## Set exercise
Find every line in the records below that holds the word "tjStuff", and copy each one.

## Material for the task
- - - - - - -
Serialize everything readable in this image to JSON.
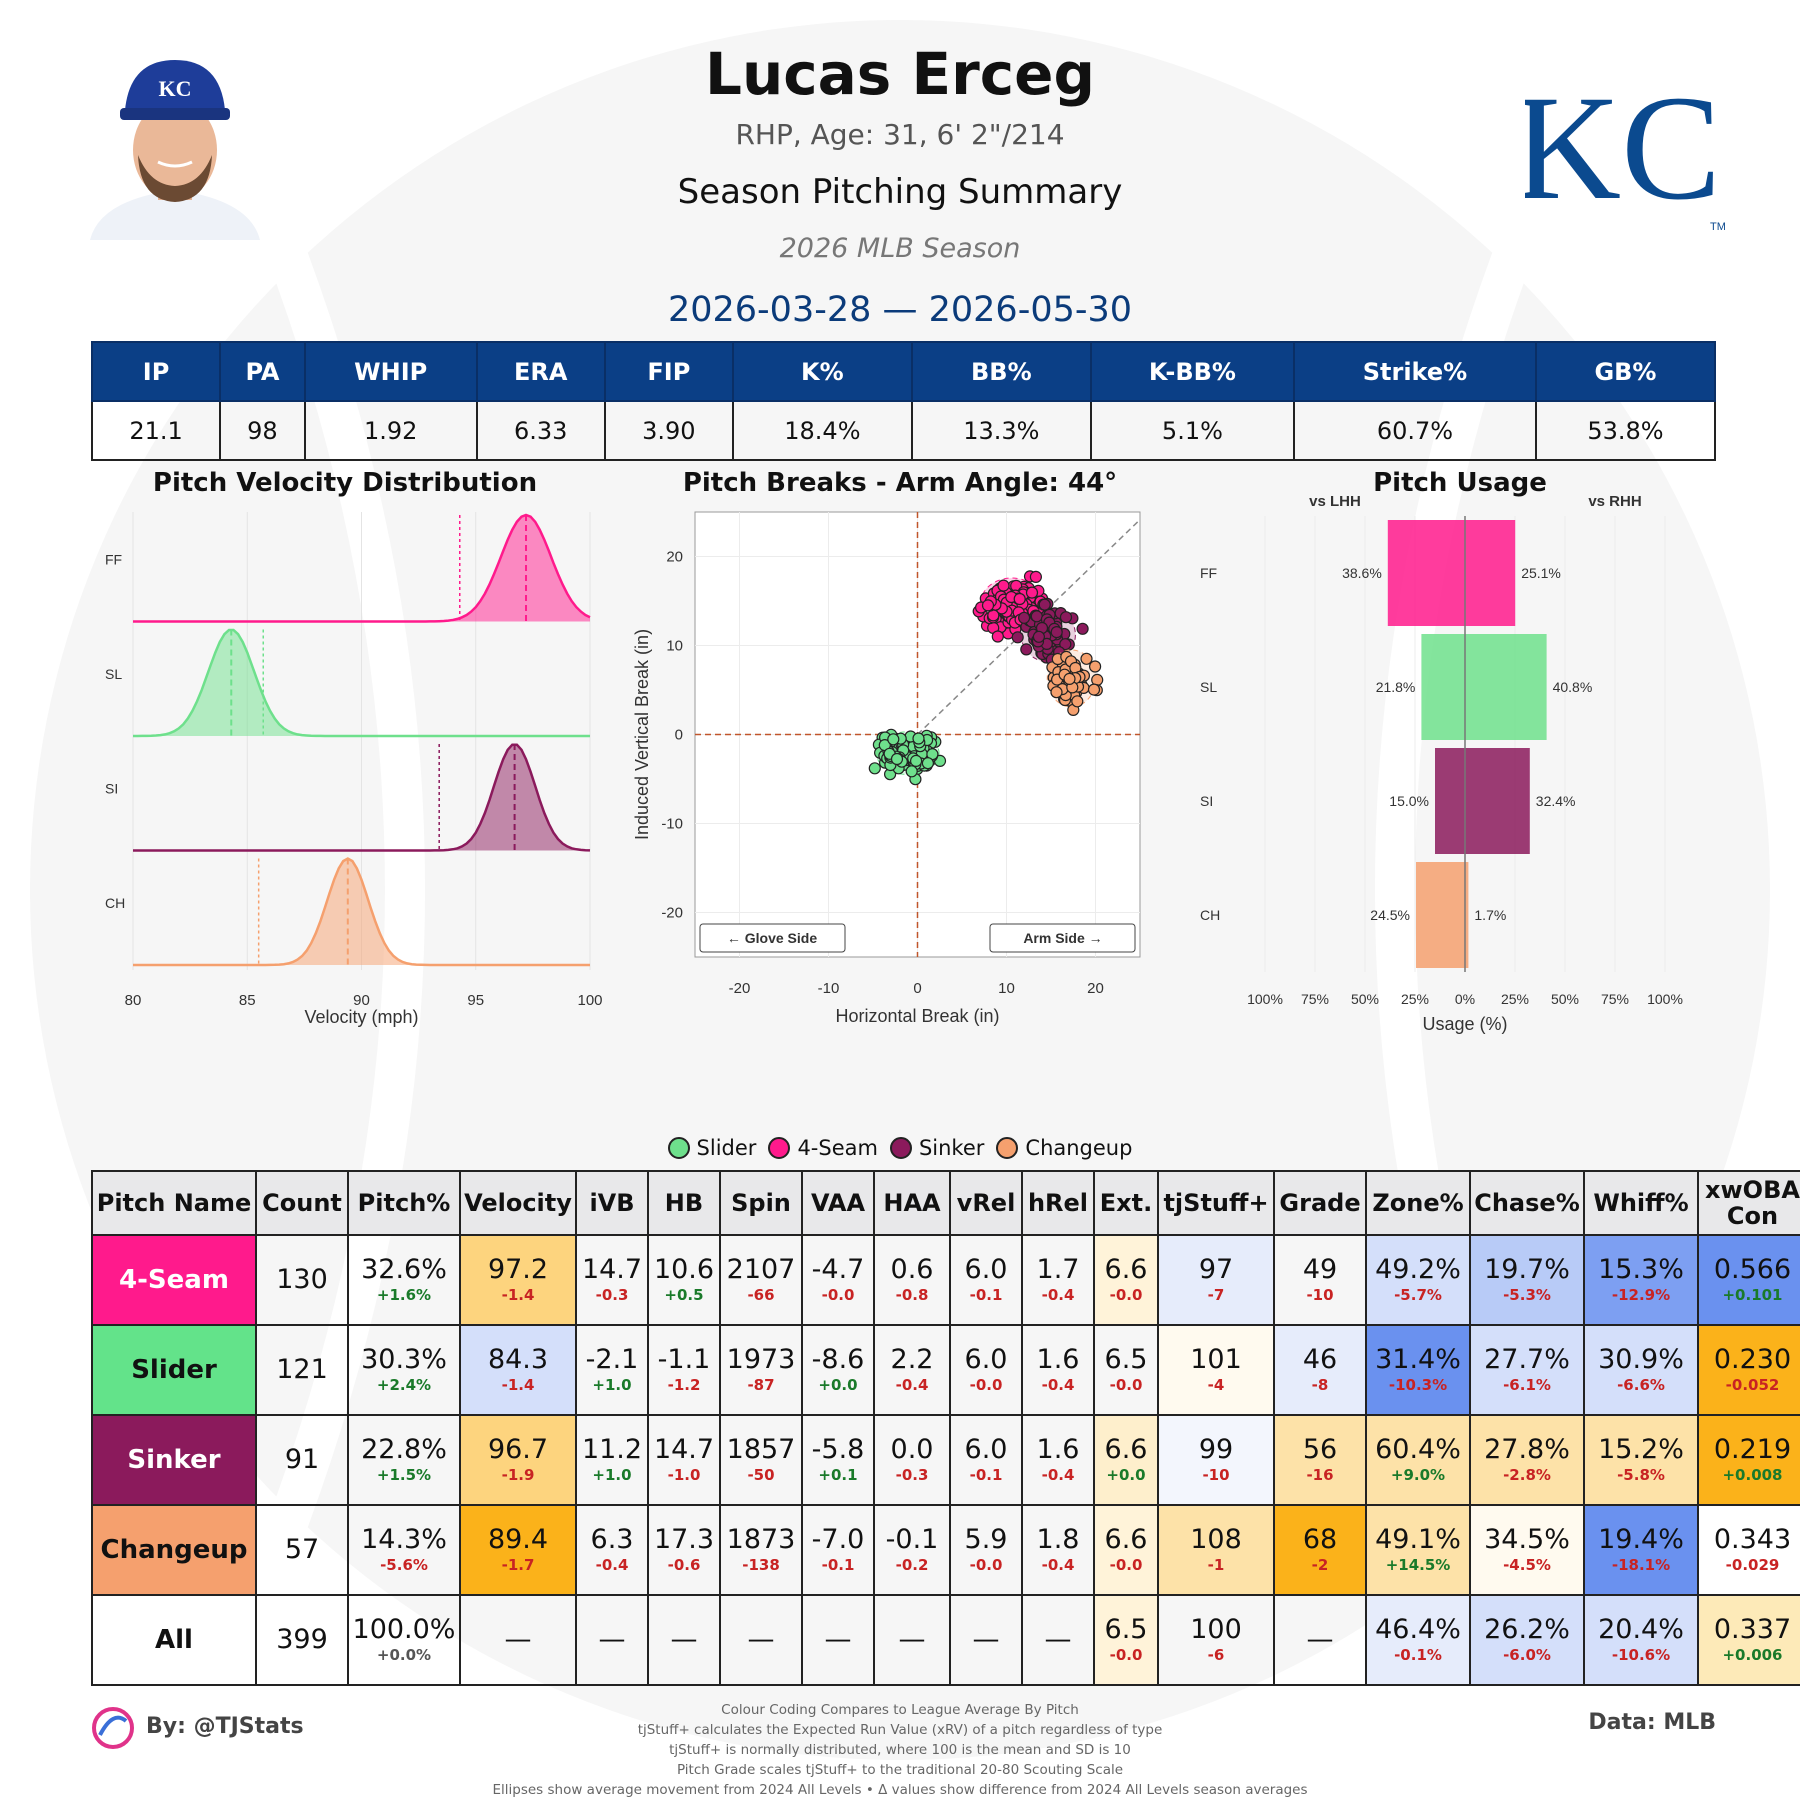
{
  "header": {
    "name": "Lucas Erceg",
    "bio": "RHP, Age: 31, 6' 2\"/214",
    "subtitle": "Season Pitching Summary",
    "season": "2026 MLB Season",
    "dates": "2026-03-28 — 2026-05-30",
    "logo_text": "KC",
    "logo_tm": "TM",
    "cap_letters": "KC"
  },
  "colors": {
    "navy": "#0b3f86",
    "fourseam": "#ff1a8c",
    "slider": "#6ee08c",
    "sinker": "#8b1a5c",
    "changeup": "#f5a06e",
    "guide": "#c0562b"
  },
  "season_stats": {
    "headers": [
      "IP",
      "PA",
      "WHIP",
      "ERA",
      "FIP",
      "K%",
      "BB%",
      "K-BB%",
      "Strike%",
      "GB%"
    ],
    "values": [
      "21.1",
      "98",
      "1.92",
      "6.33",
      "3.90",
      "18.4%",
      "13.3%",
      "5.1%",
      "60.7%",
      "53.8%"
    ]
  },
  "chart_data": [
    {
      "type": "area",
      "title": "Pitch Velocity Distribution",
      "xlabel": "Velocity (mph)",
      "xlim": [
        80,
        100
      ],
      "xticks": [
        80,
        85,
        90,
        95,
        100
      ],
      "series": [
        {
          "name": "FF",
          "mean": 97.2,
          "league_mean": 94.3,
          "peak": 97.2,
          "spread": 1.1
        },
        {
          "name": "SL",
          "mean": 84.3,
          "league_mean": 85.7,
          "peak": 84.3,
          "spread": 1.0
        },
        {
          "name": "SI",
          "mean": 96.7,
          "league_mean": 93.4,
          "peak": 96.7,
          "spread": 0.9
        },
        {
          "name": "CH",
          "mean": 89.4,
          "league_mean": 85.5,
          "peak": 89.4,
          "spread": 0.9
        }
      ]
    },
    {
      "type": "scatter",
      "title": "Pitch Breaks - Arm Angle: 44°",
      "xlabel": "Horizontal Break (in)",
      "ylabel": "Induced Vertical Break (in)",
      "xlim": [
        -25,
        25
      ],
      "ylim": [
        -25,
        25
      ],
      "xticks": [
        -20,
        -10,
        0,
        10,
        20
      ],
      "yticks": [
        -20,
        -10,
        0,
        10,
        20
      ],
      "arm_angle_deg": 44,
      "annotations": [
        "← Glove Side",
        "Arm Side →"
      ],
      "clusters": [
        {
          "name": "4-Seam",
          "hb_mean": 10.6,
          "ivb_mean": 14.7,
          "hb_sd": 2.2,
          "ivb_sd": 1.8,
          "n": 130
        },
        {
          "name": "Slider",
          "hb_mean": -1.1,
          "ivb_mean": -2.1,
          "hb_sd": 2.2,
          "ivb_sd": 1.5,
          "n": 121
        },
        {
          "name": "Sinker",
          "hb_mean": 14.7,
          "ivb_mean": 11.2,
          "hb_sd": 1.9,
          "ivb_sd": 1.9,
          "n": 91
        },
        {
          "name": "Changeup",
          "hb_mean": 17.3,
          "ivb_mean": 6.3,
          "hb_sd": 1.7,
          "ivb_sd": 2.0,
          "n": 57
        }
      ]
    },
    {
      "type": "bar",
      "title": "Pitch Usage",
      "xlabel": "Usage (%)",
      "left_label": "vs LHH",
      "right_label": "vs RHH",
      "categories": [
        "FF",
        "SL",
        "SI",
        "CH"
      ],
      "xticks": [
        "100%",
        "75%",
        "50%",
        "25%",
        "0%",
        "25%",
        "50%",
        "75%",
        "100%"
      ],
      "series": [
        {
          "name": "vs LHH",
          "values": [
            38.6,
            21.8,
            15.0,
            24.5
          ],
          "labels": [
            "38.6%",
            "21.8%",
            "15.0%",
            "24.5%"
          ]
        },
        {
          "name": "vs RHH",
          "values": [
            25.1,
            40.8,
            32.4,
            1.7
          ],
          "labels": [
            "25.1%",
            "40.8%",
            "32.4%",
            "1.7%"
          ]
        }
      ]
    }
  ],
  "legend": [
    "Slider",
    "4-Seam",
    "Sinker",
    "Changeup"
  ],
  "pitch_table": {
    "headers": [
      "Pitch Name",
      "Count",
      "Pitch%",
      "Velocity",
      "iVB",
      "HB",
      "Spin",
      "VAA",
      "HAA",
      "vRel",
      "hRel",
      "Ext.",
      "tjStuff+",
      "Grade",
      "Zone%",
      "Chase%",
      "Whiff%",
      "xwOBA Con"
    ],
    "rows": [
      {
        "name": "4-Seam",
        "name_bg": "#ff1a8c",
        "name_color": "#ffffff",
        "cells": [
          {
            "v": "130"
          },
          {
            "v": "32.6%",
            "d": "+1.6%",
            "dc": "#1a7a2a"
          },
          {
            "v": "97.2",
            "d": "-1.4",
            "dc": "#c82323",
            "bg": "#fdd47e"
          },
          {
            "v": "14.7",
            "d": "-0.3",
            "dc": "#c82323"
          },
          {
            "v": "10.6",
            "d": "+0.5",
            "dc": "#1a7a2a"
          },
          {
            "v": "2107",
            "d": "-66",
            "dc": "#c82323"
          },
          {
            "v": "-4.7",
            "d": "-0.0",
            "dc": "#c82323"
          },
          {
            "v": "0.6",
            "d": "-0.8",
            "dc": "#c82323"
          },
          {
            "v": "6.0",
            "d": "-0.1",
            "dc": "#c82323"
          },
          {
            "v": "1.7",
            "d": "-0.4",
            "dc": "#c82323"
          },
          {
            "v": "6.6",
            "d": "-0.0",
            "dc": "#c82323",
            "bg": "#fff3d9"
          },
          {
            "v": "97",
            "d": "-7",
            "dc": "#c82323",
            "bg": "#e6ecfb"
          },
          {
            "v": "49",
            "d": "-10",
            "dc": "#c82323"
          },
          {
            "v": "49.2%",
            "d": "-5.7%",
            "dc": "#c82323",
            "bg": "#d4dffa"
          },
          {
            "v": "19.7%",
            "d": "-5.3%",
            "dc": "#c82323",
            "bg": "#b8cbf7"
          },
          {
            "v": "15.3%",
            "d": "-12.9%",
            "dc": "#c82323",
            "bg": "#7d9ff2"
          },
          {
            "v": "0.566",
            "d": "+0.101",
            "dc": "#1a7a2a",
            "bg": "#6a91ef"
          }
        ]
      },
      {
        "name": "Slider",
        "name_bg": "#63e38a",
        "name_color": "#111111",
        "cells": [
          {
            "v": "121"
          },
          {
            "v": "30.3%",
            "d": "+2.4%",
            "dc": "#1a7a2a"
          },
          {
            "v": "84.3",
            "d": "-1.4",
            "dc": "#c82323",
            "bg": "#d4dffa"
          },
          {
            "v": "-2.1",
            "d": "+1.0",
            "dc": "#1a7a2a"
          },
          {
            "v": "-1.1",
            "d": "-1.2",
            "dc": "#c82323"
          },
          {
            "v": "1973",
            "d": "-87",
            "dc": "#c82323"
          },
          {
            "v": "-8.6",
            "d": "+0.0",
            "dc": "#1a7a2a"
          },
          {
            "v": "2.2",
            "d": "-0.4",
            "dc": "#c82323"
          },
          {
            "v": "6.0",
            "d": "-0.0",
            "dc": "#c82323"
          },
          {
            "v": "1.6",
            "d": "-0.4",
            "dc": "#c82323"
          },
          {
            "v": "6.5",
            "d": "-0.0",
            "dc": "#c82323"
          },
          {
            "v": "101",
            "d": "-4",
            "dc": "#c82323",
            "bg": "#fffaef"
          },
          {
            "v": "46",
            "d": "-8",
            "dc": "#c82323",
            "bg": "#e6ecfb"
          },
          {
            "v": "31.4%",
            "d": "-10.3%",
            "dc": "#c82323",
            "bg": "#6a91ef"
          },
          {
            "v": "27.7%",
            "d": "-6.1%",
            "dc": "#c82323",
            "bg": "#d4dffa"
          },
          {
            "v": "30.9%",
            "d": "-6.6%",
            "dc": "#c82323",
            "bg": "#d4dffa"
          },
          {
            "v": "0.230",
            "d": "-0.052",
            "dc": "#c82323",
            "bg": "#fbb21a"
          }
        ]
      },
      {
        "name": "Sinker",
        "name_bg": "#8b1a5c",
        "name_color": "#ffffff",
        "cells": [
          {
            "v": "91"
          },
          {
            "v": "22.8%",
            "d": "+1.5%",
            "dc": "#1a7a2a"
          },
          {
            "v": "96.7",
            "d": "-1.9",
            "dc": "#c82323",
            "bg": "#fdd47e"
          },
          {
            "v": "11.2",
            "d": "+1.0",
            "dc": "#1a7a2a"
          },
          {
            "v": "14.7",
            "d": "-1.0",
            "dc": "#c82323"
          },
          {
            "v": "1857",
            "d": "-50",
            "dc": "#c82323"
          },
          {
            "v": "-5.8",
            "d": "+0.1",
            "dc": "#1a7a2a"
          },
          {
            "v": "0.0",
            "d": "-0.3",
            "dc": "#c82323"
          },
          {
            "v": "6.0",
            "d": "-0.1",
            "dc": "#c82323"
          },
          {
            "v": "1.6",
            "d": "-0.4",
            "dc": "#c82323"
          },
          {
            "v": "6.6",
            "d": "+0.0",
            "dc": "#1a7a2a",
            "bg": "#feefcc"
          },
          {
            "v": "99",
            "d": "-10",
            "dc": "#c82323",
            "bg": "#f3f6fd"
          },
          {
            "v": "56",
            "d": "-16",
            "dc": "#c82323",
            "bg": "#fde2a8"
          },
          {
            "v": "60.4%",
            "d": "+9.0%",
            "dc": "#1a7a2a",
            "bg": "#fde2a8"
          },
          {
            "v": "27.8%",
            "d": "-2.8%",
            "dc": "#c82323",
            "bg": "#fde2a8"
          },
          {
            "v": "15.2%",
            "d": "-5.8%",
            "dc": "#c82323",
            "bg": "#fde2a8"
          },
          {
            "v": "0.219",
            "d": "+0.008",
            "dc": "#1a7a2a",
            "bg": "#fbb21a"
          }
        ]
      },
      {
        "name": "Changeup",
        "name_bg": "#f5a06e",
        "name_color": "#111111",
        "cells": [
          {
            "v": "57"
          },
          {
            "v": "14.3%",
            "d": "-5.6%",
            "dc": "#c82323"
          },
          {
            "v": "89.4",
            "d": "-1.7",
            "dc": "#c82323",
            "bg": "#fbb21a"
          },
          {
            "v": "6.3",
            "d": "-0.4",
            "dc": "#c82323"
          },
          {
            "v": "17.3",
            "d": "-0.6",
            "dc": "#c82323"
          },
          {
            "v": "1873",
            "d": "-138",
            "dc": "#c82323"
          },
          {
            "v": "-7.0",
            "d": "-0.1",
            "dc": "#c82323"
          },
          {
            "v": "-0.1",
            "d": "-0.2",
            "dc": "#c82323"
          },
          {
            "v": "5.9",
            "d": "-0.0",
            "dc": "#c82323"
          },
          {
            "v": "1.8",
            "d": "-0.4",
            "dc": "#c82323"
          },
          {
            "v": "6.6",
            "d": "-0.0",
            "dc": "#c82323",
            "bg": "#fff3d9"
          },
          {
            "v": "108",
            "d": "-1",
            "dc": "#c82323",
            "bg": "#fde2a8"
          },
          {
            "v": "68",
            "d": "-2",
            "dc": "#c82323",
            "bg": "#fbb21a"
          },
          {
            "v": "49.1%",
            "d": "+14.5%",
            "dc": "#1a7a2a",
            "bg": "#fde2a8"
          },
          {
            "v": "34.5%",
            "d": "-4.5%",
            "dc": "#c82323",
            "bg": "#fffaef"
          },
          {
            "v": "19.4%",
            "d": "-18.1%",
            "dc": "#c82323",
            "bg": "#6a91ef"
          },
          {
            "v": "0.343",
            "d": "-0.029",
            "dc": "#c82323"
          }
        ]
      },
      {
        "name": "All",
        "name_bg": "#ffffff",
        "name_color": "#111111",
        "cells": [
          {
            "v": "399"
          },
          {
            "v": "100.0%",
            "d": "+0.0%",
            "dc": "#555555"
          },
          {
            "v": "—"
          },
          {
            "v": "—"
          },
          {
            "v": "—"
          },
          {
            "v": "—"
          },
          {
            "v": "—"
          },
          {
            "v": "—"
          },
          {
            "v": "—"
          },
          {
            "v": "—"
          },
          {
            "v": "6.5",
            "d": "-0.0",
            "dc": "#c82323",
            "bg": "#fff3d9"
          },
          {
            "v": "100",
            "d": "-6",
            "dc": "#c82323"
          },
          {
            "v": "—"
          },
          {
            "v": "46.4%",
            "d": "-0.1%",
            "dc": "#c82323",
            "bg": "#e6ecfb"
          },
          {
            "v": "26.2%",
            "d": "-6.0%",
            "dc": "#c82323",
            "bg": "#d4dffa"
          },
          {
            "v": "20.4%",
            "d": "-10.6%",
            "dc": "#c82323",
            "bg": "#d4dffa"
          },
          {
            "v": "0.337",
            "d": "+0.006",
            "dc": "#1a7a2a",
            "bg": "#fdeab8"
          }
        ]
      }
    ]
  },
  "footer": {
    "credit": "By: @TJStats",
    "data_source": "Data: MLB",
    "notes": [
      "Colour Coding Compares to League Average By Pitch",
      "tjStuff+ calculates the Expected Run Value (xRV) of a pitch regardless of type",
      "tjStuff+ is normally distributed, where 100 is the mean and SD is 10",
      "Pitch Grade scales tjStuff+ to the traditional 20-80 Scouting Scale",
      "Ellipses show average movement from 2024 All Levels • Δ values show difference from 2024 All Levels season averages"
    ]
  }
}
- - - - - - -
## Task solution
      "tjStuff+",
      "tjStuff+ calculates the Expected Run Value (xRV) of a pitch regardless of type",
      "tjStuff+ is normally distributed, where 100 is the mean and SD is 10",
      "Pitch Grade scales tjStuff+ to the traditional 20-80 Scouting Scale",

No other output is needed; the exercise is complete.